REQUIREMENTS
Report the total number of lines that include the string "JSON", without any other text.

==================================================

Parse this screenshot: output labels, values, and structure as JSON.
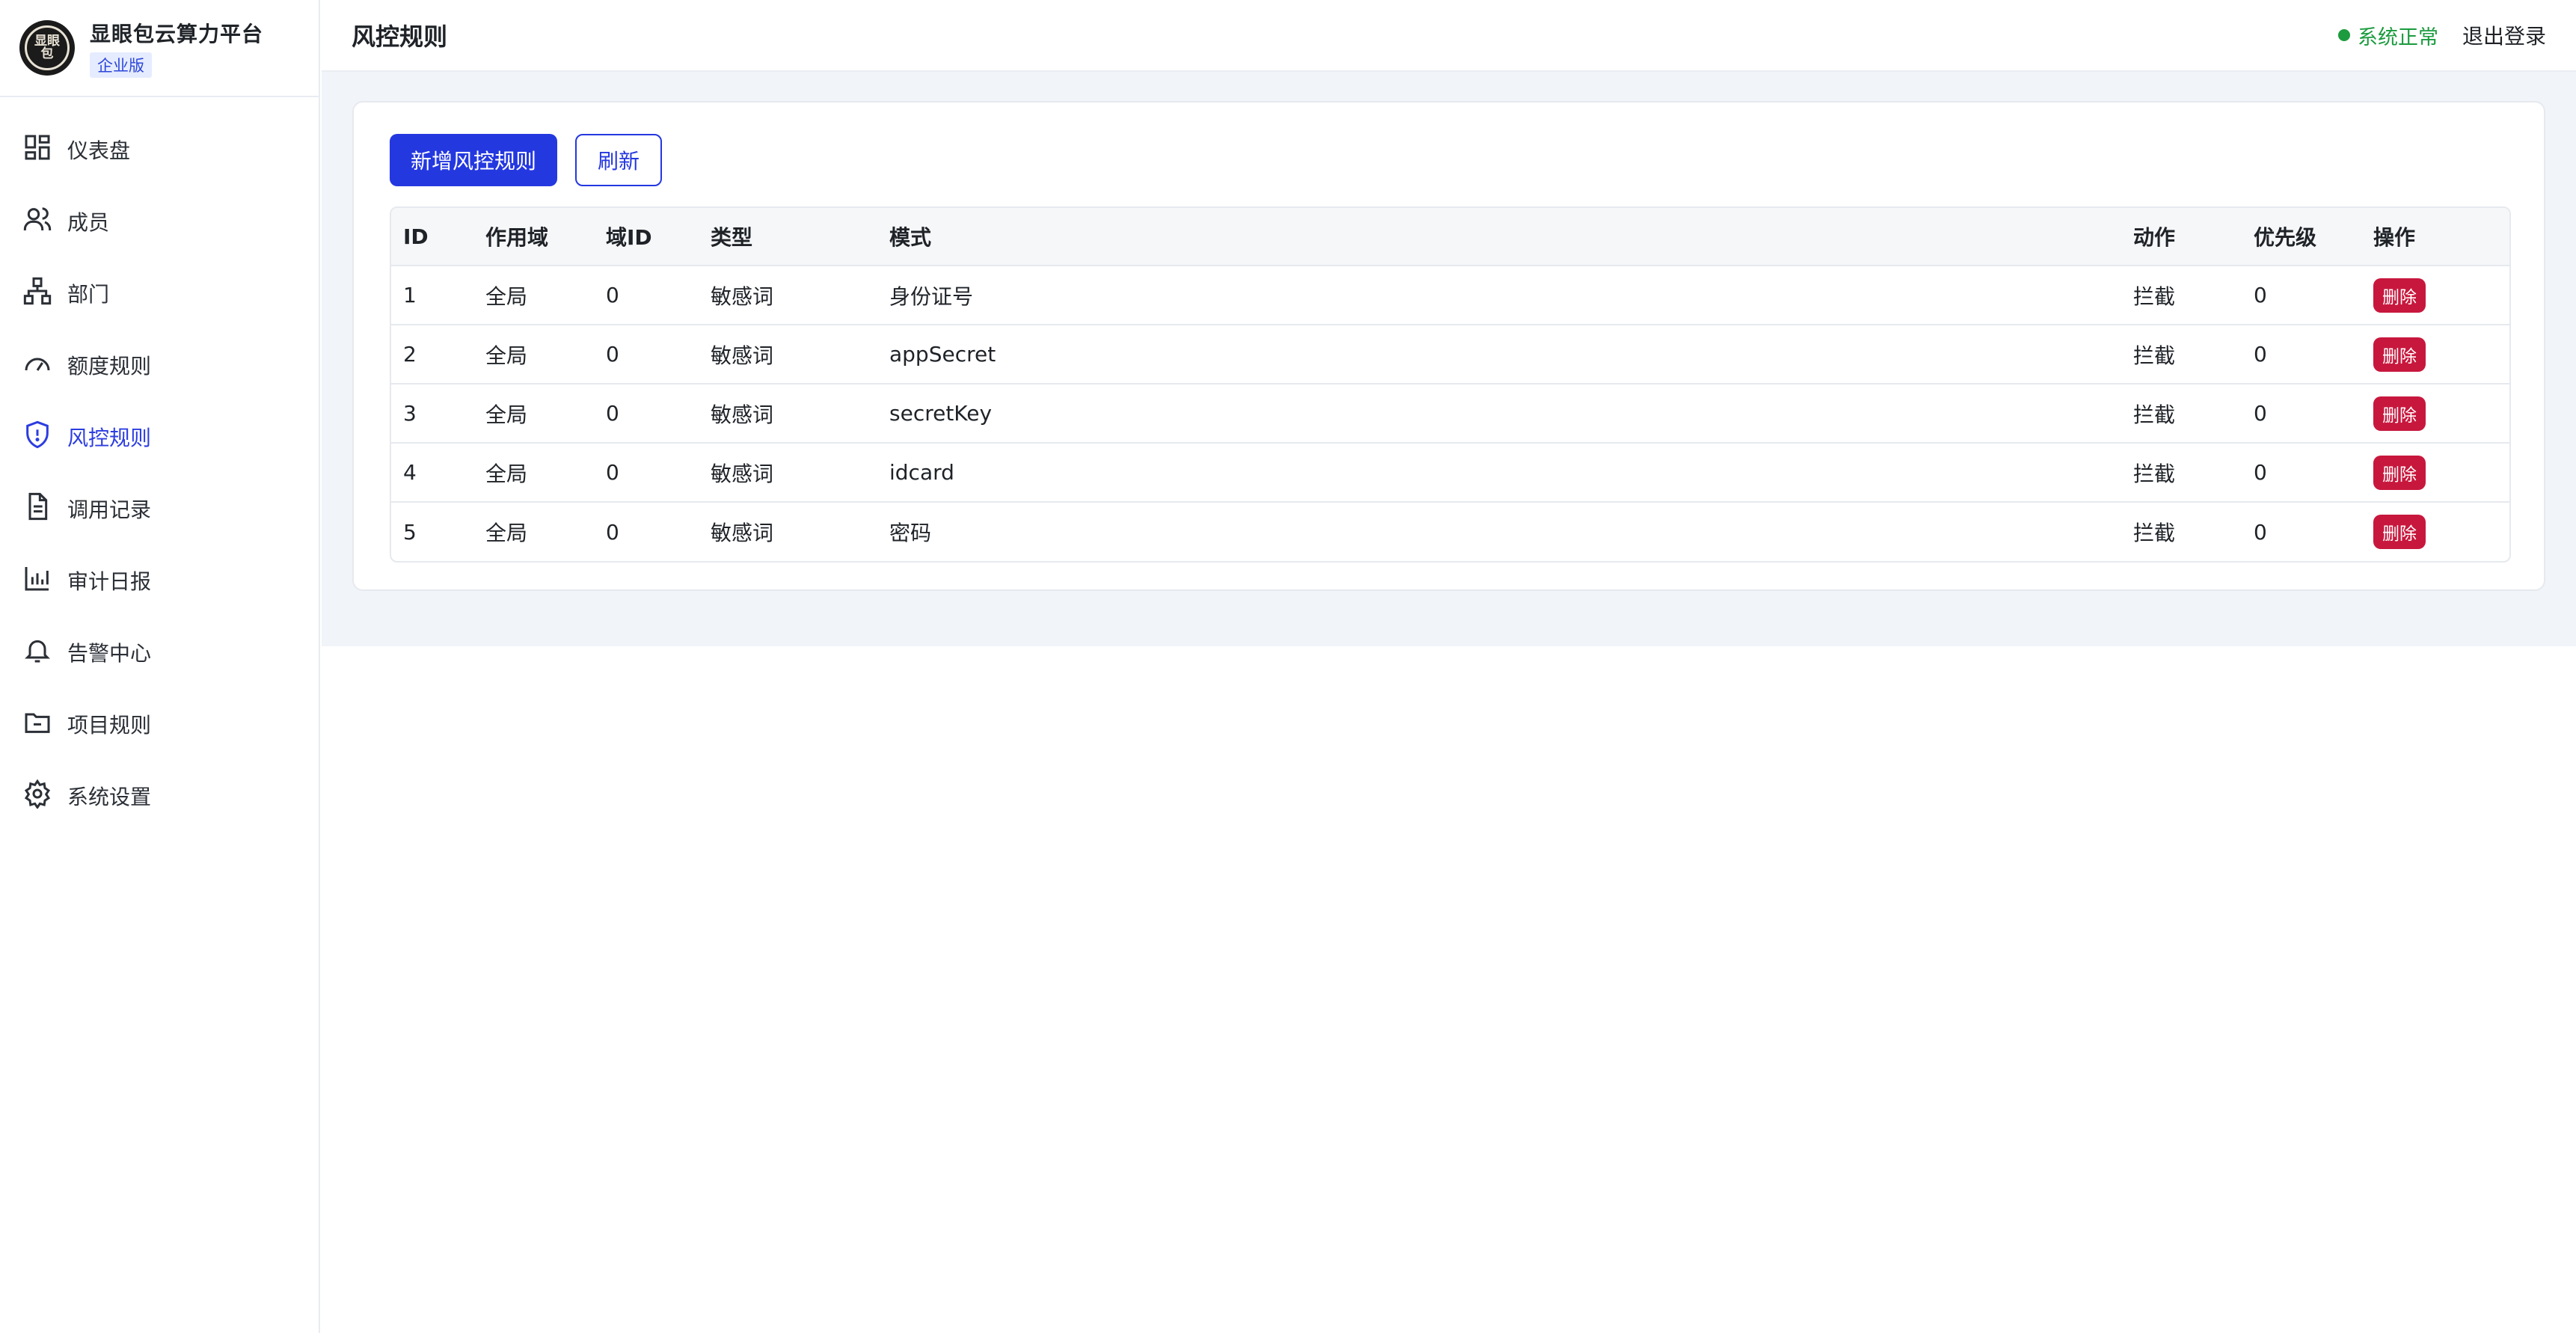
{
  "brand": {
    "logo_text": "显眼\n包",
    "name": "显眼包云算力平台",
    "edition": "企业版"
  },
  "sidebar": {
    "items": [
      {
        "label": "仪表盘",
        "icon": "dashboard-icon",
        "active": false
      },
      {
        "label": "成员",
        "icon": "users-icon",
        "active": false
      },
      {
        "label": "部门",
        "icon": "org-chart-icon",
        "active": false
      },
      {
        "label": "额度规则",
        "icon": "gauge-icon",
        "active": false
      },
      {
        "label": "风控规则",
        "icon": "shield-alert-icon",
        "active": true
      },
      {
        "label": "调用记录",
        "icon": "document-icon",
        "active": false
      },
      {
        "label": "审计日报",
        "icon": "bar-chart-icon",
        "active": false
      },
      {
        "label": "告警中心",
        "icon": "bell-icon",
        "active": false
      },
      {
        "label": "项目规则",
        "icon": "folder-minus-icon",
        "active": false
      },
      {
        "label": "系统设置",
        "icon": "gear-icon",
        "active": false
      }
    ]
  },
  "header": {
    "title": "风控规则",
    "status": "系统正常",
    "logout": "退出登录"
  },
  "toolbar": {
    "add_label": "新增风控规则",
    "refresh_label": "刷新"
  },
  "table": {
    "columns": [
      "ID",
      "作用域",
      "域ID",
      "类型",
      "模式",
      "动作",
      "优先级",
      "操作"
    ],
    "rows": [
      {
        "id": "1",
        "scope": "全局",
        "domain_id": "0",
        "type": "敏感词",
        "pattern": "身份证号",
        "action": "拦截",
        "priority": "0",
        "op": "删除"
      },
      {
        "id": "2",
        "scope": "全局",
        "domain_id": "0",
        "type": "敏感词",
        "pattern": "appSecret",
        "action": "拦截",
        "priority": "0",
        "op": "删除"
      },
      {
        "id": "3",
        "scope": "全局",
        "domain_id": "0",
        "type": "敏感词",
        "pattern": "secretKey",
        "action": "拦截",
        "priority": "0",
        "op": "删除"
      },
      {
        "id": "4",
        "scope": "全局",
        "domain_id": "0",
        "type": "敏感词",
        "pattern": "idcard",
        "action": "拦截",
        "priority": "0",
        "op": "删除"
      },
      {
        "id": "5",
        "scope": "全局",
        "domain_id": "0",
        "type": "敏感词",
        "pattern": "密码",
        "action": "拦截",
        "priority": "0",
        "op": "删除"
      }
    ]
  },
  "colors": {
    "accent": "#2438e0",
    "status_ok": "#1c9b3f",
    "danger": "#c8173d"
  }
}
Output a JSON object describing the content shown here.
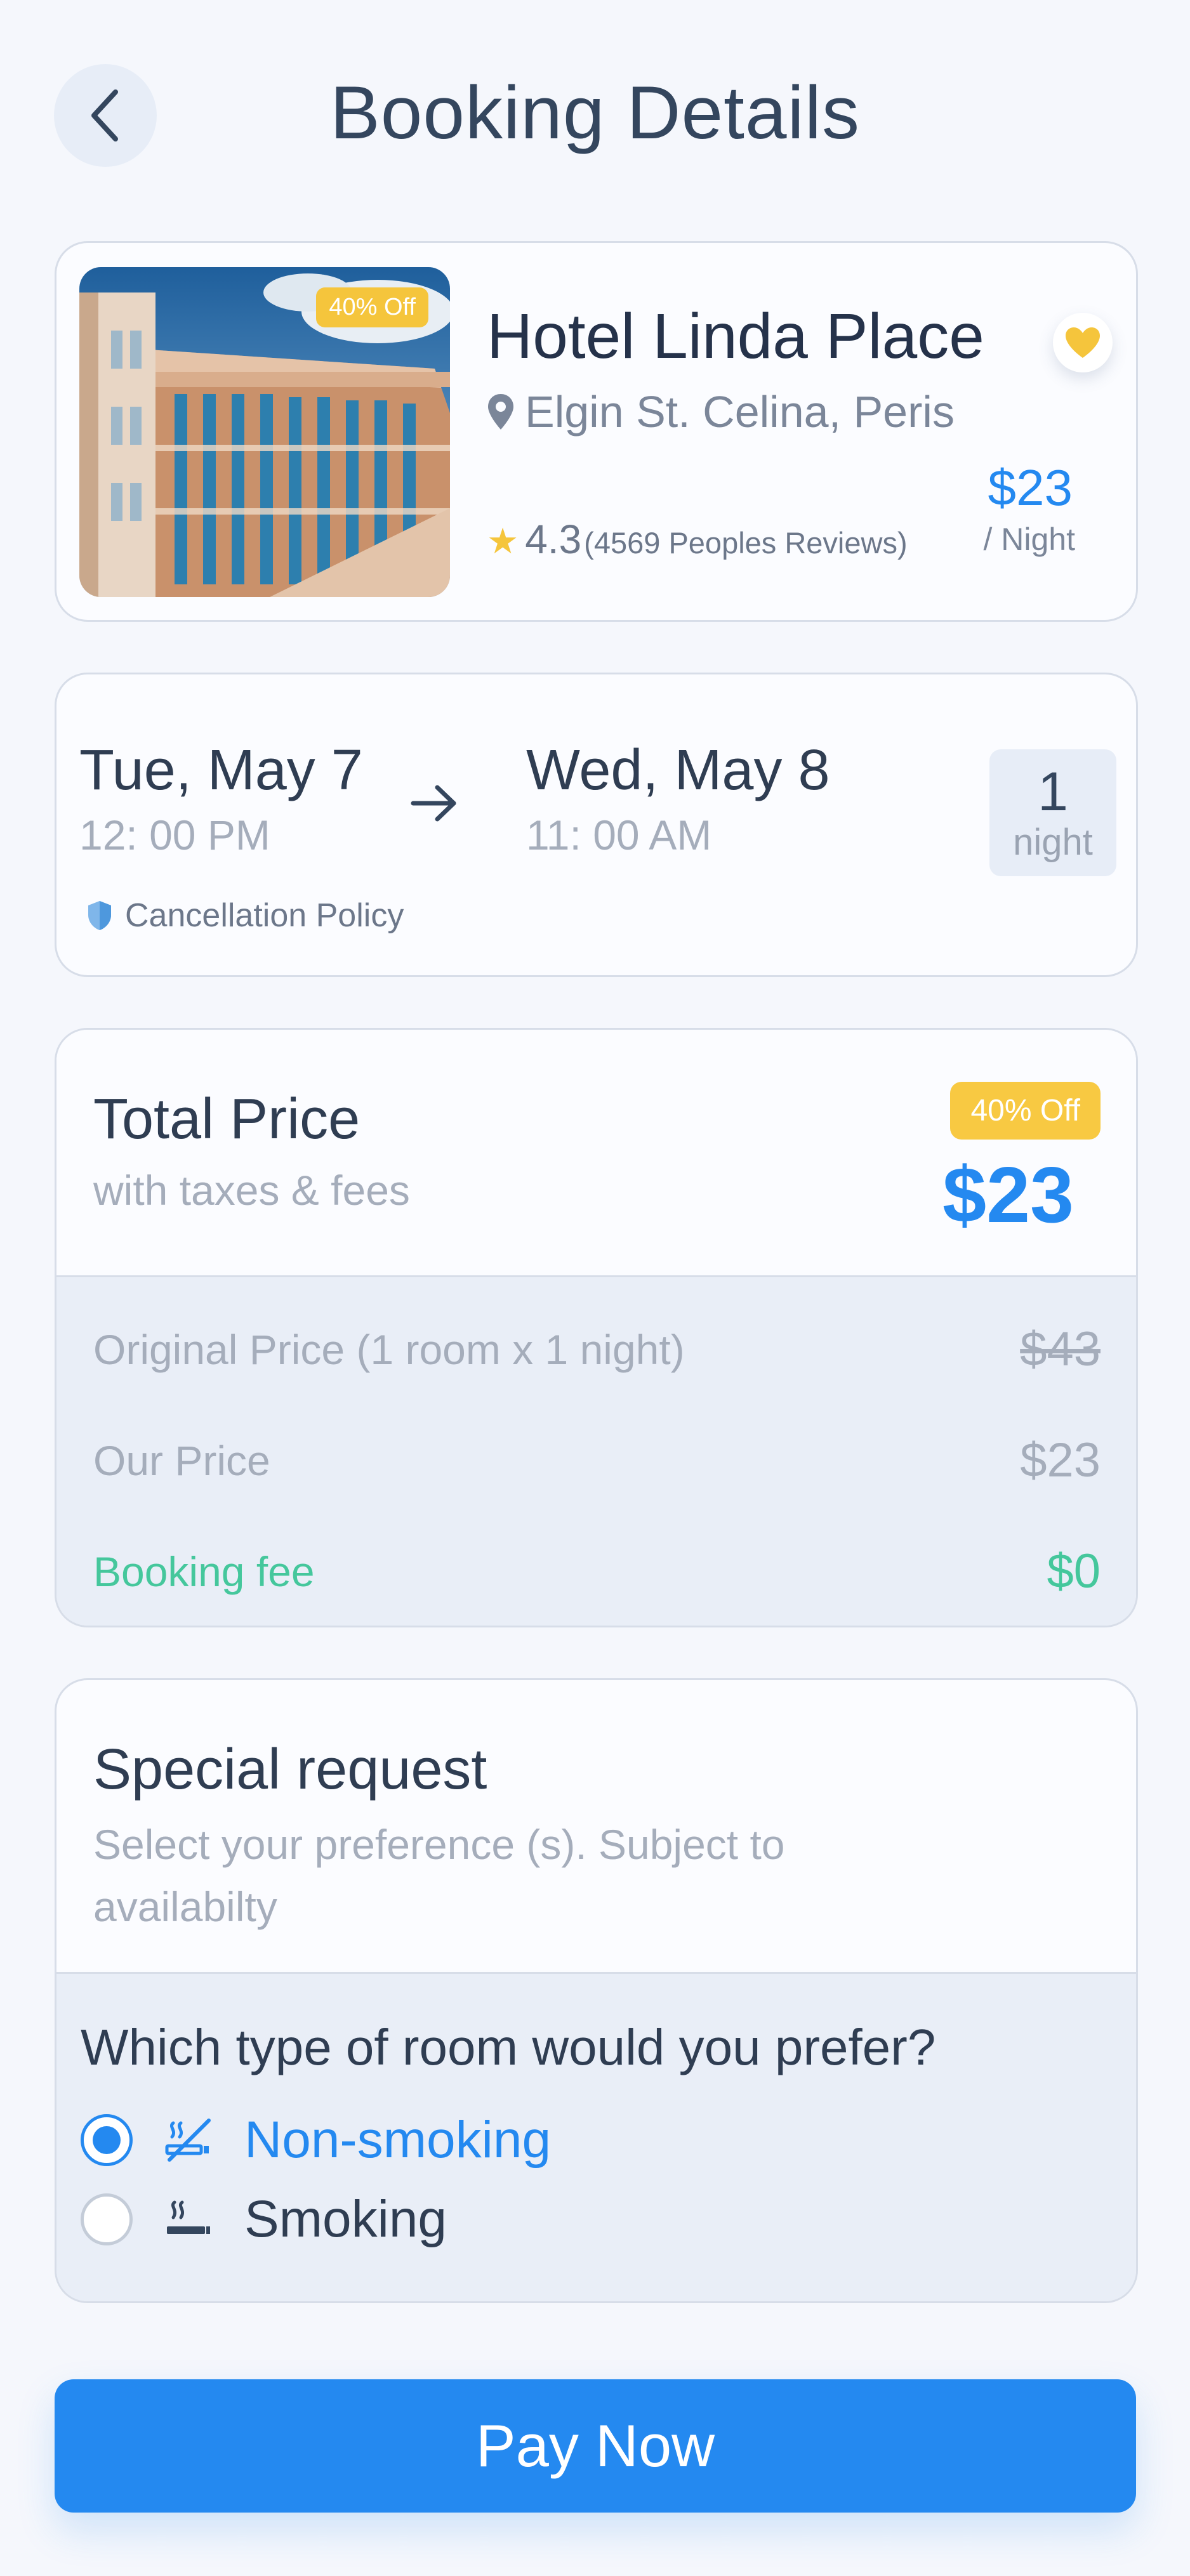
{
  "header": {
    "title": "Booking Details"
  },
  "hotel": {
    "discount_badge": "40% Off",
    "name": "Hotel Linda Place",
    "location": "Elgin St. Celina, Peris",
    "rating": "4.3",
    "reviews": "(4569 Peoples Reviews)",
    "price": "$23",
    "price_unit": "/ Night",
    "favorite": true
  },
  "dates": {
    "checkin_day": "Tue, May 7",
    "checkin_time": "12: 00 PM",
    "checkout_day": "Wed, May 8",
    "checkout_time": "11: 00 AM",
    "nights_count": "1",
    "nights_label": "night",
    "policy_label": "Cancellation Policy"
  },
  "price": {
    "title": "Total Price",
    "subtitle": "with taxes & fees",
    "discount_badge": "40% Off",
    "total": "$23",
    "rows": [
      {
        "label": "Original  Price (1 room x 1 night)",
        "value": "$43"
      },
      {
        "label": "Our Price",
        "value": "$23"
      },
      {
        "label": "Booking fee",
        "value": "$0"
      }
    ]
  },
  "request": {
    "title": "Special request",
    "subtitle": "Select your preference (s). Subject to availabilty",
    "question": "Which type of room would you prefer?",
    "options": [
      {
        "label": "Non-smoking",
        "selected": true,
        "icon": "no-smoking-icon"
      },
      {
        "label": "Smoking",
        "selected": false,
        "icon": "smoking-icon"
      }
    ]
  },
  "footer": {
    "pay_label": "Pay Now"
  },
  "colors": {
    "accent": "#2489f0",
    "badge": "#f5c53c",
    "fee_green": "#45c79c",
    "text_dark": "#2f3d52",
    "text_muted": "#a5adbb"
  }
}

==================================================

WRITTEN REPLY
2